Data records:
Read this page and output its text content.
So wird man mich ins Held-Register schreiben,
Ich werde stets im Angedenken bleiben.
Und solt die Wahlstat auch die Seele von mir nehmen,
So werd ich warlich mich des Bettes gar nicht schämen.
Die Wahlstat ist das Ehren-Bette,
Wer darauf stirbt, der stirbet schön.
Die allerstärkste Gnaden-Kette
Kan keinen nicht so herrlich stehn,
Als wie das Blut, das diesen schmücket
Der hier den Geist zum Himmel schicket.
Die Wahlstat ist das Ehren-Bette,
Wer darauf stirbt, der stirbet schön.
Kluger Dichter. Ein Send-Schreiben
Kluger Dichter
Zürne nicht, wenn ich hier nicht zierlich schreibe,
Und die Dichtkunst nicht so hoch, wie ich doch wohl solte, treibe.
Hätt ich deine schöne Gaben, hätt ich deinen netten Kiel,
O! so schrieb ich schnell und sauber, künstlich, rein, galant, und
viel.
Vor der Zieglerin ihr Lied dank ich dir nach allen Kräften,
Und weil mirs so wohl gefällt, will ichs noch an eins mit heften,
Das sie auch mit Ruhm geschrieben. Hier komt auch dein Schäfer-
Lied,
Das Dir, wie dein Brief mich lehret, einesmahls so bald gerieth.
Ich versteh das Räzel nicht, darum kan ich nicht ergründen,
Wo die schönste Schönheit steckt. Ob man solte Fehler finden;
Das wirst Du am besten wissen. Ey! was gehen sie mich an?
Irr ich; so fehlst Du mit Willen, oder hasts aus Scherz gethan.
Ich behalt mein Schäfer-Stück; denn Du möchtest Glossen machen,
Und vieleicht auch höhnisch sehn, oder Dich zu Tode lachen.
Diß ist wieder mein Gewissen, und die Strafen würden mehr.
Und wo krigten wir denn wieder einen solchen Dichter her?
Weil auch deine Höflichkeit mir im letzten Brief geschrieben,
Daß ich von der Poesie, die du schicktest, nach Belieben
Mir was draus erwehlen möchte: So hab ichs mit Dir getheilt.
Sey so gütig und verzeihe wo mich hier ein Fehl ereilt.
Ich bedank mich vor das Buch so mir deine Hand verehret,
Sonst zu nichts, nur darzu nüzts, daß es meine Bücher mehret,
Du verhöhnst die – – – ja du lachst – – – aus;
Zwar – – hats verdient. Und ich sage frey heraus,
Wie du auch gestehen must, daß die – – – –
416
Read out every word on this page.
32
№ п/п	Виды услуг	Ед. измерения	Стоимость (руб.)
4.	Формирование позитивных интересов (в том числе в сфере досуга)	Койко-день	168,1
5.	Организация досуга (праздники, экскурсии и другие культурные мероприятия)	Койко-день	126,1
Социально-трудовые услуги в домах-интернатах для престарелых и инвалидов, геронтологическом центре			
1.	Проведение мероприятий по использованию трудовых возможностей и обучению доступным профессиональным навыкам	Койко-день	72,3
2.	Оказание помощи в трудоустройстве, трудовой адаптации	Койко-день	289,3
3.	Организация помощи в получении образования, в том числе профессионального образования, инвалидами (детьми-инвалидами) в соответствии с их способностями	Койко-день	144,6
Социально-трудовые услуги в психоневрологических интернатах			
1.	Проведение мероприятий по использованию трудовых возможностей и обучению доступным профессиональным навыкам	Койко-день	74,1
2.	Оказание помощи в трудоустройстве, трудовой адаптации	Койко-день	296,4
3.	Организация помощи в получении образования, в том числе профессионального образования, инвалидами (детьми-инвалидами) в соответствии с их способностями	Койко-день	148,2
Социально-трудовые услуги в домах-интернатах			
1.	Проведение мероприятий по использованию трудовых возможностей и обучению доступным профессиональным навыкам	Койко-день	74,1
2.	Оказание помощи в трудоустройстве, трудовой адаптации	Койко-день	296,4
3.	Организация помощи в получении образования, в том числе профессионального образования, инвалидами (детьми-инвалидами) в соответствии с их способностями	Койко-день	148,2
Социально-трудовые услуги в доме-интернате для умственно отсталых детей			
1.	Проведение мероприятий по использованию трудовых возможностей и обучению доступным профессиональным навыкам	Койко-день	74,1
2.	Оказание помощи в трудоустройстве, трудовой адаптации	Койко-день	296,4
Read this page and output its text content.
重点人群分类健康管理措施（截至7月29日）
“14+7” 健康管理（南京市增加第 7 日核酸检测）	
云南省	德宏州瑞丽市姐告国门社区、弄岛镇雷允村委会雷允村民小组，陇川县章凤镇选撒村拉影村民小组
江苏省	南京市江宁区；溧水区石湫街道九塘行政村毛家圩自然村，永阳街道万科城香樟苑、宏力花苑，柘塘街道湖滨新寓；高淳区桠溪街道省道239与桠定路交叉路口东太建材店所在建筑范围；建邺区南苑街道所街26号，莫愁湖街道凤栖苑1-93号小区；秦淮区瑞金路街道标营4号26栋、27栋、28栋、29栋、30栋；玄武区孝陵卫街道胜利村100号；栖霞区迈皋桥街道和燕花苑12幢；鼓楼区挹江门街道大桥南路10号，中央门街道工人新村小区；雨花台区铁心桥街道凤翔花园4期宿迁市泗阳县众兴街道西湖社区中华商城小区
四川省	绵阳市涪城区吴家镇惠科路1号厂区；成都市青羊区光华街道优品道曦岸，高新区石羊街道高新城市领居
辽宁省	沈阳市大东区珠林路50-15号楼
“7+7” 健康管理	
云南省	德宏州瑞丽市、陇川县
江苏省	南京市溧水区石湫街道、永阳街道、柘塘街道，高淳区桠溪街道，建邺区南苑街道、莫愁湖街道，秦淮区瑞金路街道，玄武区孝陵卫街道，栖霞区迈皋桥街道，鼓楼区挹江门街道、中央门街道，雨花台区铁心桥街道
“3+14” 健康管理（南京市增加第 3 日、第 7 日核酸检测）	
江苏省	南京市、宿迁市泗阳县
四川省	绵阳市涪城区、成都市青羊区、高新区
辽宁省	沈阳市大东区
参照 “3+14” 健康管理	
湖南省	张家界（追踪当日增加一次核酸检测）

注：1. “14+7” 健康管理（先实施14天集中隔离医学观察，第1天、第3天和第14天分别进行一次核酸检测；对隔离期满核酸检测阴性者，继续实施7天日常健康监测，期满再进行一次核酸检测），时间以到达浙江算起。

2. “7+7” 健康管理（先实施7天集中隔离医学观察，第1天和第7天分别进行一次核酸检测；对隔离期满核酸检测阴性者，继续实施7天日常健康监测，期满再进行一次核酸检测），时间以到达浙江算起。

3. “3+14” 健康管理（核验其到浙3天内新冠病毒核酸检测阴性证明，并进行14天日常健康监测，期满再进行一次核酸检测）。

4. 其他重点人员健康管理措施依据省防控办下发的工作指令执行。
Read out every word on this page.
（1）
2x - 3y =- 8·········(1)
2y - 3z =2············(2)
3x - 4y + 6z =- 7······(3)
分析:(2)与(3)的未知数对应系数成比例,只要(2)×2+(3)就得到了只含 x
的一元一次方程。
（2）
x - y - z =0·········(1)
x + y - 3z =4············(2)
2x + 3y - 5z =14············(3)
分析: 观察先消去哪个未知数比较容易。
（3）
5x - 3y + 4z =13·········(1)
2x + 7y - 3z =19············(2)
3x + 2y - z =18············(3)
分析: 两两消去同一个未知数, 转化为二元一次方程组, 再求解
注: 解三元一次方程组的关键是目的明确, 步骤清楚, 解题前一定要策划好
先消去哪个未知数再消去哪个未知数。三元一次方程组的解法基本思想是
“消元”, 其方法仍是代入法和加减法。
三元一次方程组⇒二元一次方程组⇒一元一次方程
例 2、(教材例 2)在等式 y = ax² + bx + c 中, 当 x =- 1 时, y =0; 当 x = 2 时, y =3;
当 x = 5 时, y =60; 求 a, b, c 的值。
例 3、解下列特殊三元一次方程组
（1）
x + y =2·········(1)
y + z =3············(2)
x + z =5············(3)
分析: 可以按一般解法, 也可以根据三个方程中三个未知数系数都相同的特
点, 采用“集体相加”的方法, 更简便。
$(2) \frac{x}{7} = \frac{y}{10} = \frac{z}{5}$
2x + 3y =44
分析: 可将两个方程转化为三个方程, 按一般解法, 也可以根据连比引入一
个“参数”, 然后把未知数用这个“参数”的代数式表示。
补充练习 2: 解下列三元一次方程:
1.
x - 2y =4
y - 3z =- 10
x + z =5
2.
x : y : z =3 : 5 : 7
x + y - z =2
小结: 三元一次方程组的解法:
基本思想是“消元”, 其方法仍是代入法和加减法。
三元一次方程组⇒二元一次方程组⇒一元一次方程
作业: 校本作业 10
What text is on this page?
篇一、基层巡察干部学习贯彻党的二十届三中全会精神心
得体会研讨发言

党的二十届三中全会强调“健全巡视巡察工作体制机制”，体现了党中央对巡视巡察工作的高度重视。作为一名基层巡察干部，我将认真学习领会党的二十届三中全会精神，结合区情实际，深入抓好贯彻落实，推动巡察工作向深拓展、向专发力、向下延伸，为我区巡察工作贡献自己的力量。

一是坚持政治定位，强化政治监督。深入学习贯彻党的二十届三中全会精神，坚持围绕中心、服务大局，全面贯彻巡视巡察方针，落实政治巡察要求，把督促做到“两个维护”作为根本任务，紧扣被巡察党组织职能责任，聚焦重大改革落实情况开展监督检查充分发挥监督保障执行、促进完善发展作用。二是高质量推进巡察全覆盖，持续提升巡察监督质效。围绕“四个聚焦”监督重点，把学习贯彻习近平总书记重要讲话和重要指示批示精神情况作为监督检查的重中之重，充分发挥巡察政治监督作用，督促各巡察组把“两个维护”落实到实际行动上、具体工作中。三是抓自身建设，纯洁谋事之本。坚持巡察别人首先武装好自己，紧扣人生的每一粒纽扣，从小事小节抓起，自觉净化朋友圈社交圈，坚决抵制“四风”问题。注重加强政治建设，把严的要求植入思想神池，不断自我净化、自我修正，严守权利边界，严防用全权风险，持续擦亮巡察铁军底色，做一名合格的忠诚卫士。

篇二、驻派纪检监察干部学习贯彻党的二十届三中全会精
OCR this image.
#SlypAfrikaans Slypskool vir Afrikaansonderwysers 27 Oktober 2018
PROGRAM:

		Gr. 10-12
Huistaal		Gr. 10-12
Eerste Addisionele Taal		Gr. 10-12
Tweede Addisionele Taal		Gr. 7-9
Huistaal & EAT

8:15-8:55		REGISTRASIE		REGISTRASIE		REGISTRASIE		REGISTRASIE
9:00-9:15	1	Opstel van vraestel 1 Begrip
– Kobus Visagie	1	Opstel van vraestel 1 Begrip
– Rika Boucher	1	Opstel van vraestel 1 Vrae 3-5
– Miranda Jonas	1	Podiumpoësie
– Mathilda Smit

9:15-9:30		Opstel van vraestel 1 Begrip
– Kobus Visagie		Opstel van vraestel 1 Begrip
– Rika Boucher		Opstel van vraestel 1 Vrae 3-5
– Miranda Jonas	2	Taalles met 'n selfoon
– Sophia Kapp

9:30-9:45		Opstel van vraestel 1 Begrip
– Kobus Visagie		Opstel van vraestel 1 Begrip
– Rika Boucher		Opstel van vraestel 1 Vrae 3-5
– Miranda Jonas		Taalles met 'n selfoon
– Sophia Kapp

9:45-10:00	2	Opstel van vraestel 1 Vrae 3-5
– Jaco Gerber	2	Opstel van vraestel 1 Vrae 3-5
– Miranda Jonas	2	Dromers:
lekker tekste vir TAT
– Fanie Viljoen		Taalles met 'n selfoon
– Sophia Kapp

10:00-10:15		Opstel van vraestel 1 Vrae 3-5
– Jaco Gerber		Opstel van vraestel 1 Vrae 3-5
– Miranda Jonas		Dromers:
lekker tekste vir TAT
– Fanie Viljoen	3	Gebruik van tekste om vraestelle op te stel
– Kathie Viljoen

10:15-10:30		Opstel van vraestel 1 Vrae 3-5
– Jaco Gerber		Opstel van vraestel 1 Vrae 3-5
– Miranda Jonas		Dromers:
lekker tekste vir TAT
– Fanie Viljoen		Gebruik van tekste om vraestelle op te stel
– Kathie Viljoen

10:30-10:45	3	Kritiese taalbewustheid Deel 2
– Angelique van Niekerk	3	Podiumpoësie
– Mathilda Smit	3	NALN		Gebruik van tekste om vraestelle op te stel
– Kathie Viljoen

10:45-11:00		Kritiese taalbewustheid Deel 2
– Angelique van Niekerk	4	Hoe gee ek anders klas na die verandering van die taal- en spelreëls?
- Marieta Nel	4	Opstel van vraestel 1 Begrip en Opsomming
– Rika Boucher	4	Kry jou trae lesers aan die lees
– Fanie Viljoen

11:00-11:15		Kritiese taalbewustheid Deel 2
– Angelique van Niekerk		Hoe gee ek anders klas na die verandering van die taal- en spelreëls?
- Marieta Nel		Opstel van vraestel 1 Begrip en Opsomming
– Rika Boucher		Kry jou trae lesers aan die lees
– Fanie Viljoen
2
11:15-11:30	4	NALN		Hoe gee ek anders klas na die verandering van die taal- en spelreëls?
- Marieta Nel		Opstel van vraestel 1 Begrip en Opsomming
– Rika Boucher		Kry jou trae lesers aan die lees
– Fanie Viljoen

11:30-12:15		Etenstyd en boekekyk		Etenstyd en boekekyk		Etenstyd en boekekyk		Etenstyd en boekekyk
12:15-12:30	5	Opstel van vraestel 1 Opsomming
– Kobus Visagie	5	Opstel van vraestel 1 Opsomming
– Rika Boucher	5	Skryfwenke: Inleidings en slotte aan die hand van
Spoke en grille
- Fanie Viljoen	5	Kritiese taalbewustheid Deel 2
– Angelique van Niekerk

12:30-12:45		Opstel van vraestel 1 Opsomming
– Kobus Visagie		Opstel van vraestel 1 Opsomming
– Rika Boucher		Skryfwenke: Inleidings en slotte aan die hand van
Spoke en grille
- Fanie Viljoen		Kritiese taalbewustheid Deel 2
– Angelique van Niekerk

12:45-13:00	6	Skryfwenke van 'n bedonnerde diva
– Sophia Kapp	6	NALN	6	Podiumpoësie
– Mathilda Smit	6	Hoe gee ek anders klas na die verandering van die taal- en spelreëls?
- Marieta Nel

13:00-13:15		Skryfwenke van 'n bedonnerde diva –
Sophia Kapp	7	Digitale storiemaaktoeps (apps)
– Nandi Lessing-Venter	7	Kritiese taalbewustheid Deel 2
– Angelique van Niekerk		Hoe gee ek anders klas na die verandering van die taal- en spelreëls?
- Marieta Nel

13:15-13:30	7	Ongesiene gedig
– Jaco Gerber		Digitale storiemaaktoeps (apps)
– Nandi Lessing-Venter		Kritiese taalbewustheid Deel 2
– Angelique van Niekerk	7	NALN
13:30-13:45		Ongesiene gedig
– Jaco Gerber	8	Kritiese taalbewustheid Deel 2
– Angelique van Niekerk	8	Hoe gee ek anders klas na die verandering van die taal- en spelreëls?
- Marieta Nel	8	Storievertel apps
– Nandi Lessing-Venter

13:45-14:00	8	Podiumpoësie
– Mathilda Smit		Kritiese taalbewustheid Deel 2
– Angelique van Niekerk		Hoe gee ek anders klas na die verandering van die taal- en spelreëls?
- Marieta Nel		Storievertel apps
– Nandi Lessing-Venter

> **EXERCISE GOAL**:
Search the entries for the word "wohl", then gather every line that has it.

> **EXERCISE RESPONSE**:
Und die Dichtkunst nicht so hoch, wie ich doch wohl solte, treibe.
Und weil mirs so wohl gefällt, will ichs noch an eins mit heften,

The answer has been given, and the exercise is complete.